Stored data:
** BEGIN **

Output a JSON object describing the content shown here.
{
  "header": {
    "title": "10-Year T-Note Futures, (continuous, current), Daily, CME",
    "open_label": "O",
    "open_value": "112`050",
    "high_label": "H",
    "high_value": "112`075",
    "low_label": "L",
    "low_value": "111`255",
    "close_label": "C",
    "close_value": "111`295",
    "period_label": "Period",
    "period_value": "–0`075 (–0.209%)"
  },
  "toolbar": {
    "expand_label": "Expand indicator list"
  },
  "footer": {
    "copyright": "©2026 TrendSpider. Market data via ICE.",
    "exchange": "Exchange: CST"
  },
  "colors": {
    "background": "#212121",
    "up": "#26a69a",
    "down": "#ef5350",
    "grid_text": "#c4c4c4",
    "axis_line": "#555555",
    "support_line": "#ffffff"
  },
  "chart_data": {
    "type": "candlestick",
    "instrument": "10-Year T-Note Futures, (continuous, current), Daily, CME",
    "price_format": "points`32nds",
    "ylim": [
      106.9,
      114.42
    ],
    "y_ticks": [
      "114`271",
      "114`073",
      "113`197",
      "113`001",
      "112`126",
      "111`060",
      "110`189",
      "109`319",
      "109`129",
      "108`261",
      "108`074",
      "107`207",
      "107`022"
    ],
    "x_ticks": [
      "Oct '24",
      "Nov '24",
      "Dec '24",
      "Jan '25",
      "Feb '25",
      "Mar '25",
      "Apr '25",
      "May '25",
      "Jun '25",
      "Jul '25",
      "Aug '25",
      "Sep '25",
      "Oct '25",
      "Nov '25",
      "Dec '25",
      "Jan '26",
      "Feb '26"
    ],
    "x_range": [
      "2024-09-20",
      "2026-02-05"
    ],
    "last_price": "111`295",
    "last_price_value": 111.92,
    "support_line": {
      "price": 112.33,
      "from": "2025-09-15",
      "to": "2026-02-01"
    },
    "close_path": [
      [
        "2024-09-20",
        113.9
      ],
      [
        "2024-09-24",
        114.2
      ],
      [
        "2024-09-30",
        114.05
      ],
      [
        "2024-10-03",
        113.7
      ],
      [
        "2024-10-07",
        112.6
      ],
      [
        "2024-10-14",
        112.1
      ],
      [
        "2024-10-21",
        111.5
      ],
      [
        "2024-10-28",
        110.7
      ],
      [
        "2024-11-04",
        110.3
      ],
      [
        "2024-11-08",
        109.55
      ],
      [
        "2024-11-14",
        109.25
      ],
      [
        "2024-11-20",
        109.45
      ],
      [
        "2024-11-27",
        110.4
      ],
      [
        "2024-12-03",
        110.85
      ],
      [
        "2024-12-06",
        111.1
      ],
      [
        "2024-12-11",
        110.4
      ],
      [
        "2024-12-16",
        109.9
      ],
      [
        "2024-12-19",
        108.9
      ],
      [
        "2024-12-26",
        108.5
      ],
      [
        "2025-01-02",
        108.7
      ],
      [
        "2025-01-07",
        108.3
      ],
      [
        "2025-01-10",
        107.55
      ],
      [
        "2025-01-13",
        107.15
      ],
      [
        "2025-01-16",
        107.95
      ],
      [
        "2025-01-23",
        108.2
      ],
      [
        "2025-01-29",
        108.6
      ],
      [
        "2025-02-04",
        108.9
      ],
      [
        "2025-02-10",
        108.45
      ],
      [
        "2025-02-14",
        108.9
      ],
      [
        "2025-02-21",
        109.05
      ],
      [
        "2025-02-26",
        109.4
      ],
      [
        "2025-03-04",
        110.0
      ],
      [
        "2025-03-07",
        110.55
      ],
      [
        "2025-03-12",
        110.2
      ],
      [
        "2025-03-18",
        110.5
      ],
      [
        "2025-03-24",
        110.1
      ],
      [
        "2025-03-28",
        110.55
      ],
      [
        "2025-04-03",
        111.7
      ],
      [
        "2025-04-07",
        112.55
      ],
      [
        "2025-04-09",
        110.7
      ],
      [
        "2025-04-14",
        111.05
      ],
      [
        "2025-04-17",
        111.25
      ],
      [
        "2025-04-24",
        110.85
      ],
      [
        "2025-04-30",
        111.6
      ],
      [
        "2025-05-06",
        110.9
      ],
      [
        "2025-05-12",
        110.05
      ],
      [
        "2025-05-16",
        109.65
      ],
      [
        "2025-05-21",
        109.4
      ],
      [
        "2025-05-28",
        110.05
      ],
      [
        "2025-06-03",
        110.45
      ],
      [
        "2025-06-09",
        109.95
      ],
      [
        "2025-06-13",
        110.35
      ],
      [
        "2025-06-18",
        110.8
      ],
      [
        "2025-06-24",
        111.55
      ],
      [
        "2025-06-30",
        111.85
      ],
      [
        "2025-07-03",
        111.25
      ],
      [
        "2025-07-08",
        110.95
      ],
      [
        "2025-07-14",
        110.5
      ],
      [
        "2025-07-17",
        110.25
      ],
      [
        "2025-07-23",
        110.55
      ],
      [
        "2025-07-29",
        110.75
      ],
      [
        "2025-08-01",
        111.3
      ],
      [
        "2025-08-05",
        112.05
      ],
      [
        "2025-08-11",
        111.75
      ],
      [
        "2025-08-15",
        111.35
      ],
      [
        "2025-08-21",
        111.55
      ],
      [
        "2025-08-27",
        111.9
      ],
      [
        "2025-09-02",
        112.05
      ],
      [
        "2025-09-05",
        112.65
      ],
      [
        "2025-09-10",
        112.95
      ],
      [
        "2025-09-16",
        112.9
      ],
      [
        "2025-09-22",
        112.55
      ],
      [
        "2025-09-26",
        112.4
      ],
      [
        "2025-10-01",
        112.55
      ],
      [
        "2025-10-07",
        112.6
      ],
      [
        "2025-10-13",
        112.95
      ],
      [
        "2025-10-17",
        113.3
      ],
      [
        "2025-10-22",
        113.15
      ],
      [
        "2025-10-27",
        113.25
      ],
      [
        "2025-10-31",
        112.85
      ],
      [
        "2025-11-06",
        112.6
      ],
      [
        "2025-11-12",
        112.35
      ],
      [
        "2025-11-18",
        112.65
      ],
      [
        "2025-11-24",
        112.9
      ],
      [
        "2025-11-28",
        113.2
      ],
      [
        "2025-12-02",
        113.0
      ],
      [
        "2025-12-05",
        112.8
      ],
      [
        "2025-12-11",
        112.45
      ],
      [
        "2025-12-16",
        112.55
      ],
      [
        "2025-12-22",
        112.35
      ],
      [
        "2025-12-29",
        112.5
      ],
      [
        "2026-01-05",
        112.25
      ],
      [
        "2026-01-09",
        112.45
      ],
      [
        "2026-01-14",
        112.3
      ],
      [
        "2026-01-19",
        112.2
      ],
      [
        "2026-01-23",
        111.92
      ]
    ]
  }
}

** END **

* **PROBLEM DETAILS**
All of the lines above must be returned exactly.

* **RESULT FOR THIS TASK**
Output a JSON object describing the content shown here.
{
  "header": {
    "title": "10-Year T-Note Futures, (continuous, current), Daily, CME",
    "open_label": "O",
    "open_value": "112`050",
    "high_label": "H",
    "high_value": "112`075",
    "low_label": "L",
    "low_value": "111`255",
    "close_label": "C",
    "close_value": "111`295",
    "period_label": "Period",
    "period_value": "–0`075 (–0.209%)"
  },
  "toolbar": {
    "expand_label": "Expand indicator list"
  },
  "footer": {
    "copyright": "©2026 TrendSpider. Market data via ICE.",
    "exchange": "Exchange: CST"
  },
  "colors": {
    "background": "#212121",
    "up": "#26a69a",
    "down": "#ef5350",
    "grid_text": "#c4c4c4",
    "axis_line": "#555555",
    "support_line": "#ffffff"
  },
  "chart_data": {
    "type": "candlestick",
    "instrument": "10-Year T-Note Futures, (continuous, current), Daily, CME",
    "price_format": "points`32nds",
    "ylim": [
      106.9,
      114.42
    ],
    "y_ticks": [
      "114`271",
      "114`073",
      "113`197",
      "113`001",
      "112`126",
      "111`060",
      "110`189",
      "109`319",
      "109`129",
      "108`261",
      "108`074",
      "107`207",
      "107`022"
    ],
    "x_ticks": [
      "Oct '24",
      "Nov '24",
      "Dec '24",
      "Jan '25",
      "Feb '25",
      "Mar '25",
      "Apr '25",
      "May '25",
      "Jun '25",
      "Jul '25",
      "Aug '25",
      "Sep '25",
      "Oct '25",
      "Nov '25",
      "Dec '25",
      "Jan '26",
      "Feb '26"
    ],
    "x_range": [
      "2024-09-20",
      "2026-02-05"
    ],
    "last_price": "111`295",
    "last_price_value": 111.92,
    "support_line": {
      "price": 112.33,
      "from": "2025-09-15",
      "to": "2026-02-01"
    },
    "close_path": [
      [
        "2024-09-20",
        113.9
      ],
      [
        "2024-09-24",
        114.2
      ],
      [
        "2024-09-30",
        114.05
      ],
      [
        "2024-10-03",
        113.7
      ],
      [
        "2024-10-07",
        112.6
      ],
      [
        "2024-10-14",
        112.1
      ],
      [
        "2024-10-21",
        111.5
      ],
      [
        "2024-10-28",
        110.7
      ],
      [
        "2024-11-04",
        110.3
      ],
      [
        "2024-11-08",
        109.55
      ],
      [
        "2024-11-14",
        109.25
      ],
      [
        "2024-11-20",
        109.45
      ],
      [
        "2024-11-27",
        110.4
      ],
      [
        "2024-12-03",
        110.85
      ],
      [
        "2024-12-06",
        111.1
      ],
      [
        "2024-12-11",
        110.4
      ],
      [
        "2024-12-16",
        109.9
      ],
      [
        "2024-12-19",
        108.9
      ],
      [
        "2024-12-26",
        108.5
      ],
      [
        "2025-01-02",
        108.7
      ],
      [
        "2025-01-07",
        108.3
      ],
      [
        "2025-01-10",
        107.55
      ],
      [
        "2025-01-13",
        107.15
      ],
      [
        "2025-01-16",
        107.95
      ],
      [
        "2025-01-23",
        108.2
      ],
      [
        "2025-01-29",
        108.6
      ],
      [
        "2025-02-04",
        108.9
      ],
      [
        "2025-02-10",
        108.45
      ],
      [
        "2025-02-14",
        108.9
      ],
      [
        "2025-02-21",
        109.05
      ],
      [
        "2025-02-26",
        109.4
      ],
      [
        "2025-03-04",
        110.0
      ],
      [
        "2025-03-07",
        110.55
      ],
      [
        "2025-03-12",
        110.2
      ],
      [
        "2025-03-18",
        110.5
      ],
      [
        "2025-03-24",
        110.1
      ],
      [
        "2025-03-28",
        110.55
      ],
      [
        "2025-04-03",
        111.7
      ],
      [
        "2025-04-07",
        112.55
      ],
      [
        "2025-04-09",
        110.7
      ],
      [
        "2025-04-14",
        111.05
      ],
      [
        "2025-04-17",
        111.25
      ],
      [
        "2025-04-24",
        110.85
      ],
      [
        "2025-04-30",
        111.6
      ],
      [
        "2025-05-06",
        110.9
      ],
      [
        "2025-05-12",
        110.05
      ],
      [
        "2025-05-16",
        109.65
      ],
      [
        "2025-05-21",
        109.4
      ],
      [
        "2025-05-28",
        110.05
      ],
      [
        "2025-06-03",
        110.45
      ],
      [
        "2025-06-09",
        109.95
      ],
      [
        "2025-06-13",
        110.35
      ],
      [
        "2025-06-18",
        110.8
      ],
      [
        "2025-06-24",
        111.55
      ],
      [
        "2025-06-30",
        111.85
      ],
      [
        "2025-07-03",
        111.25
      ],
      [
        "2025-07-08",
        110.95
      ],
      [
        "2025-07-14",
        110.5
      ],
      [
        "2025-07-17",
        110.25
      ],
      [
        "2025-07-23",
        110.55
      ],
      [
        "2025-07-29",
        110.75
      ],
      [
        "2025-08-01",
        111.3
      ],
      [
        "2025-08-05",
        112.05
      ],
      [
        "2025-08-11",
        111.75
      ],
      [
        "2025-08-15",
        111.35
      ],
      [
        "2025-08-21",
        111.55
      ],
      [
        "2025-08-27",
        111.9
      ],
      [
        "2025-09-02",
        112.05
      ],
      [
        "2025-09-05",
        112.65
      ],
      [
        "2025-09-10",
        112.95
      ],
      [
        "2025-09-16",
        112.9
      ],
      [
        "2025-09-22",
        112.55
      ],
      [
        "2025-09-26",
        112.4
      ],
      [
        "2025-10-01",
        112.55
      ],
      [
        "2025-10-07",
        112.6
      ],
      [
        "2025-10-13",
        112.95
      ],
      [
        "2025-10-17",
        113.3
      ],
      [
        "2025-10-22",
        113.15
      ],
      [
        "2025-10-27",
        113.25
      ],
      [
        "2025-10-31",
        112.85
      ],
      [
        "2025-11-06",
        112.6
      ],
      [
        "2025-11-12",
        112.35
      ],
      [
        "2025-11-18",
        112.65
      ],
      [
        "2025-11-24",
        112.9
      ],
      [
        "2025-11-28",
        113.2
      ],
      [
        "2025-12-02",
        113.0
      ],
      [
        "2025-12-05",
        112.8
      ],
      [
        "2025-12-11",
        112.45
      ],
      [
        "2025-12-16",
        112.55
      ],
      [
        "2025-12-22",
        112.35
      ],
      [
        "2025-12-29",
        112.5
      ],
      [
        "2026-01-05",
        112.25
      ],
      [
        "2026-01-09",
        112.45
      ],
      [
        "2026-01-14",
        112.3
      ],
      [
        "2026-01-19",
        112.2
      ],
      [
        "2026-01-23",
        111.92
      ]
    ]
  }
}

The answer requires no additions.